───── Excerpted passage
This then begs the question – is there a better model to recognise and reward value? And more fundamentally – how do we define value?

The new economy and the new types of company

Distributed ledger technology, i.e. blockchain, makes possible a whole new way of designing economic structures. Instead of large, hierarchical, centralised entities, the blockchain enables Decentralised Autonomous Organisations (DAOs), which are highly localised structures that are connected via a distributed network.

Advances in technology are facilitating different business models. In what seems like a back-to-future view, new platforms are enabling ‘barter’ within ecosystems, where users trade goods and services using each other’s token of value, i.e. coins, digital token, or cryptocurrency. This is also causing a convergence of the roles of customers, owners and shareholders, and a stronger drive towards purpose-driven organisations. For example, recently, one of the cities in Australia has kicked off a trial that will allow some residents to trade solar power. Households will enjoy the flexibility of determining the price at which they are willing to purchase and sell solar power for and then conduct the transaction on a blockchain-enabled platform, thus blurring the distinction between service provider and consumer.1

This is changing the way performance is assessed and rewarded.  Let's take the case of Steemit — a social media platform where contributors get rewarded for creating and curating content, based on the popularity of the content. This is akin to getting paid based on 'likes' one receives.

One could argue whether such new-age companies are ‘for-profit’ entities, or whether they serve a higher purpose for the betterment of the community.

Think about it – if you were the owner of the local coffee shop where you get your morning brew – would you care solely about your profits, or also the quality of coffee, ethical sourcing of beans, satisfaction of your customers, and well-being of your barista? Now imagine if all the customers and all the employees of this coffee shop were also the co-owners; that would result in a closed-loop ecosystem where everybody is driven by the same purpose – good coffee, good service and fair prices. This sounds quite similar to an essential public utility – say the train system or the electricity grid.
──────────
───── Stored data
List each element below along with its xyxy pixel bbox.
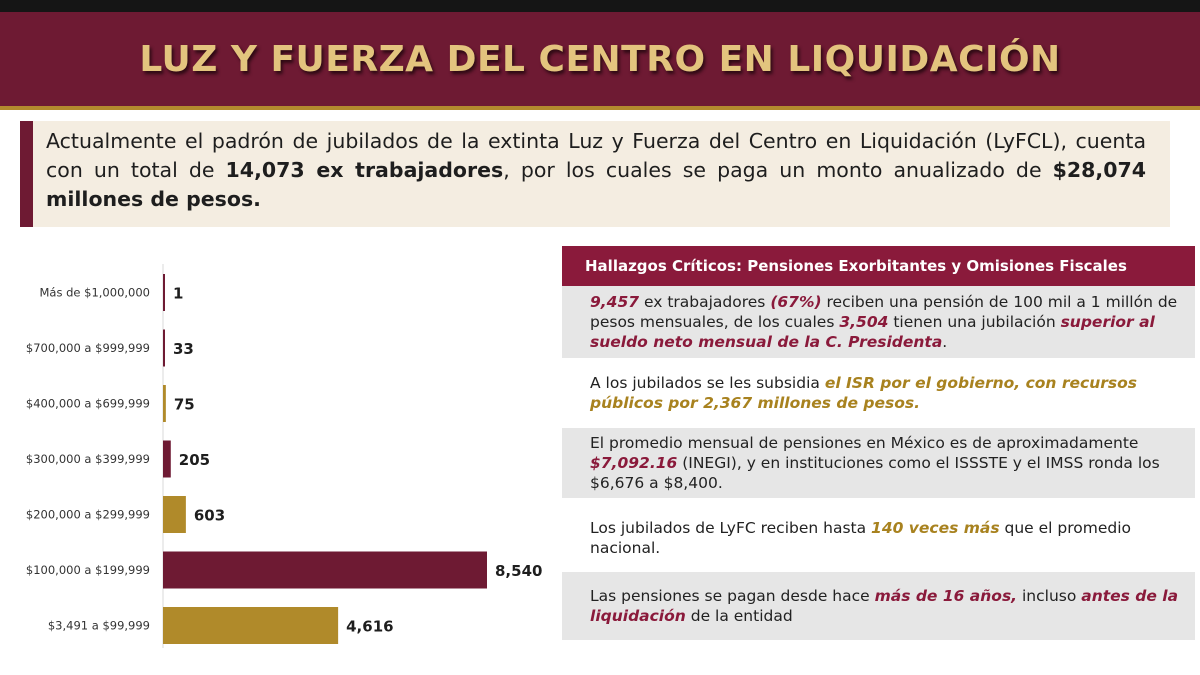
value-label: 33 (173, 340, 194, 358)
category-label: $200,000 a $299,999 (26, 508, 150, 522)
bar (163, 551, 487, 589)
f1-text-1: ex trabajadores (639, 293, 771, 311)
f1-count: 9,457 (590, 293, 640, 311)
bar (163, 385, 166, 422)
title-banner: LUZ Y FUERZA DEL CENTRO EN LIQUIDACIÓN (0, 12, 1200, 106)
f2-text-1: A los jubilados se les subsidia (590, 374, 825, 392)
intro-text: Actualmente el padrón de jubilados de la… (46, 127, 1146, 214)
chart-svg: Más de $1,000,000 1 $700,000 a $999,999 33 $… (26, 264, 542, 648)
finding-2: A los jubilados se les subsidia el ISR p… (562, 362, 1195, 424)
f5-highlight-2: antes de la liquidación (590, 587, 1179, 625)
bar (163, 329, 165, 367)
value-label: 603 (194, 507, 225, 525)
f1-highlight: superior al sueldo neto mensual de la C.… (590, 313, 1155, 351)
f5-text-1: Las pensiones se pagan desde hace (590, 587, 875, 605)
findings-panel: Hallazgos Críticos: Pensiones Exorbitant… (562, 246, 1195, 286)
f3-text-1: El promedio mensual de pensiones en Méxi… (590, 434, 1139, 452)
findings-header: Hallazgos Críticos: Pensiones Exorbitant… (562, 246, 1195, 286)
finding-4: Los jubilados de LyFC reciben hasta 140 … (562, 506, 1195, 570)
finding-1: 9,457 ex trabajadores (67%) reciben una … (562, 286, 1195, 358)
pension-bar-chart: Más de $1,000,000 1 $700,000 a $999,999 33 $… (0, 262, 560, 662)
f5-highlight-1: más de 16 años, (874, 587, 1018, 605)
bar (163, 607, 339, 644)
intro-accent-bar (20, 121, 33, 227)
f3-text-2: (INEGI), y en instituciones como el ISSS… (590, 454, 1160, 492)
page-title: LUZ Y FUERZA DEL CENTRO EN LIQUIDACIÓN (139, 38, 1061, 80)
value-label: 4,616 (346, 618, 393, 636)
f4-text-2: que el promedio nacional. (590, 519, 1132, 557)
category-label: $3,491 a $99,999 (48, 619, 150, 633)
category-label: Más de $1,000,000 (40, 286, 151, 300)
intro-total-amount: $28,074 millones de pesos. (46, 158, 1146, 211)
category-label: $300,000 a $399,999 (26, 452, 150, 466)
f3-amount: $7,092.16 (590, 454, 678, 472)
f1-text-2: reciben una pensión de 100 mil a 1 milló… (590, 293, 1178, 331)
value-label: 8,540 (495, 562, 542, 580)
value-label: 1 (173, 285, 183, 303)
intro-box: Actualmente el padrón de jubilados de la… (20, 121, 1170, 227)
f1-text-4: . (942, 333, 948, 351)
f1-text-3: tienen una jubilación (888, 313, 1061, 331)
intro-part-2: , por los cuales se paga un monto anuali… (503, 158, 1053, 182)
value-label: 205 (179, 451, 210, 469)
top-dark-bar (0, 0, 1200, 12)
category-label: $400,000 a $699,999 (26, 397, 150, 411)
bar (163, 274, 165, 311)
value-label: 75 (174, 396, 195, 414)
bar (163, 496, 186, 533)
f2-highlight: el ISR por el gobierno, con recursos púb… (590, 374, 1137, 412)
f4-text-1: Los jubilados de LyFC reciben hasta (590, 519, 872, 537)
finding-5: Las pensiones se pagan desde hace más de… (562, 572, 1195, 640)
f4-highlight: 140 veces más (871, 519, 1000, 537)
f1-percent: (67%) (770, 293, 822, 311)
f1-count-2: 3,504 (839, 313, 889, 331)
gold-divider (0, 106, 1200, 110)
bar (163, 440, 171, 478)
f5-text-3: de la entidad (685, 607, 793, 625)
finding-3: El promedio mensual de pensiones en Méxi… (562, 428, 1195, 498)
category-label: $100,000 a $199,999 (26, 563, 150, 577)
category-label: $700,000 a $999,999 (26, 341, 150, 355)
intro-total-workers: 14,073 ex trabajadores (225, 158, 504, 182)
intro-part-1: Actualmente el padrón de jubilados de la… (46, 129, 1146, 182)
f5-text-2: incluso (1017, 587, 1082, 605)
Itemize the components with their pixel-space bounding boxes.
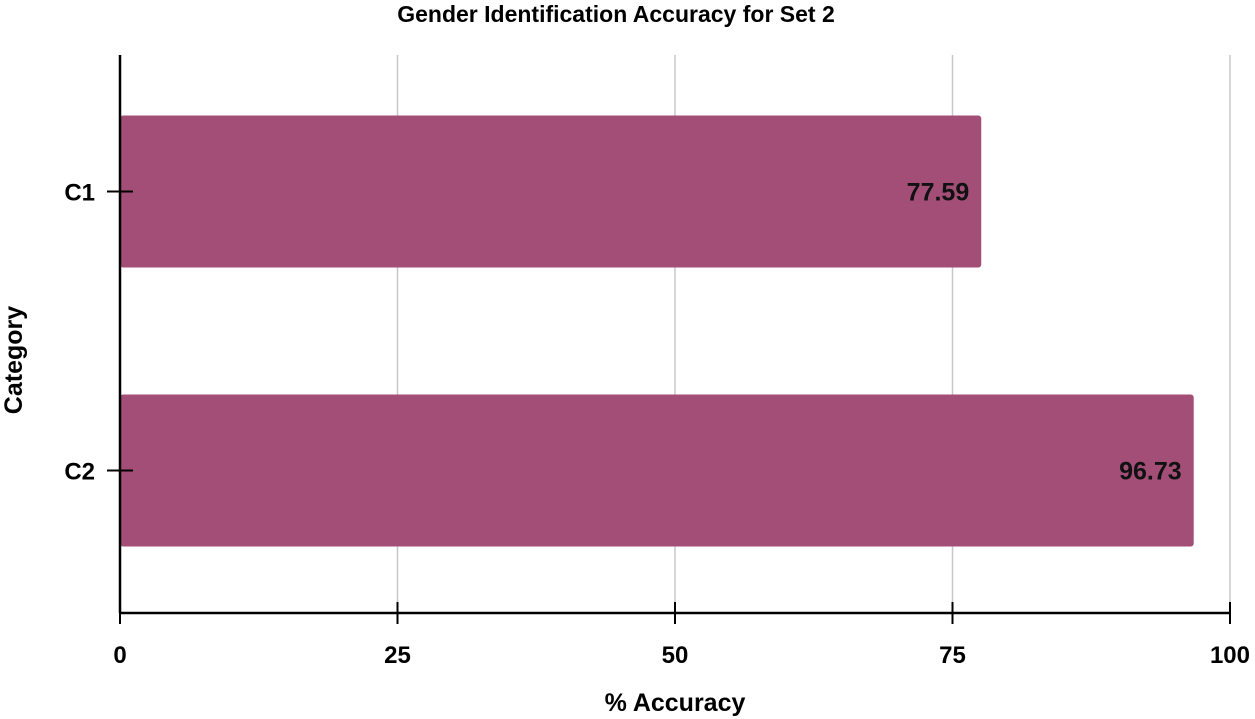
y-tick-label: C1: [64, 180, 95, 207]
x-tick-label: 0: [113, 642, 126, 669]
bars: 77.59 96.73: [120, 115, 1194, 547]
data-label-c1: 77.59: [907, 179, 970, 207]
x-tick-label: 100: [1210, 642, 1250, 669]
data-label-c2: 96.73: [1119, 458, 1182, 486]
bar-c1: [120, 115, 982, 268]
x-tick-label: 75: [939, 642, 966, 669]
x-tick-label: 50: [662, 642, 689, 669]
x-axis-title: % Accuracy: [605, 689, 746, 717]
axes: C1 C2 0 25 50 75 100: [64, 55, 1250, 669]
y-axis-title: Category: [0, 306, 28, 414]
chart-title: Gender Identification Accuracy for Set 2: [397, 1, 835, 27]
y-tick-label: C2: [64, 459, 95, 486]
bar-c2: [120, 394, 1194, 547]
x-tick-label: 25: [384, 642, 411, 669]
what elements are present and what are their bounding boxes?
──────────
# [Aim 1]
In the passage on blockchain and the new economy, which things besides profits might the owner of the local coffee shop care about? List them all.
# [Aim 2]
Rewrite the stretch of entries from the line containing "value-label: 33 (173, 340, 194, 358)" through the line containing "findings-panel: Hallazgos Críticos: Pensiones", replacing "value-label" with "number-label" and leaving everything else the same.
The passage and the entries come from separate, unrelated sources.

# [Final answer 1]
- the quality of coffee
- ethical sourcing of beans
- satisfaction of your customers
- well-being of your barista

# [Final answer 2]
number-label: 33 (173, 340, 194, 358)
category-label: $200,000 a $299,999 (26, 508, 150, 522)
bar (163, 551, 487, 589)
f1-text-1: ex trabajadores (639, 293, 771, 311)
f1-count: 9,457 (590, 293, 640, 311)
bar (163, 385, 166, 422)
title-banner: LUZ Y FUERZA DEL CENTRO EN LIQUIDACIÓN (0, 12, 1200, 106)
f2-text-1: A los jubilados se les subsidia (590, 374, 825, 392)
intro-text: Actualmente el padrón de jubilados de la… (46, 127, 1146, 214)
chart-svg: Más de $1,000,000 1 $700,000 a $999,999 33 $… (26, 264, 542, 648)
finding-2: A los jubilados se les subsidia el ISR p… (562, 362, 1195, 424)
f5-highlight-2: antes de la liquidación (590, 587, 1179, 625)
bar (163, 329, 165, 367)
number-label: 603 (194, 507, 225, 525)
f1-highlight: superior al sueldo neto mensual de la C.… (590, 313, 1155, 351)
f5-text-1: Las pensiones se pagan desde hace (590, 587, 875, 605)
findings-panel: Hallazgos Críticos: Pensiones Exorbitant… (562, 246, 1195, 286)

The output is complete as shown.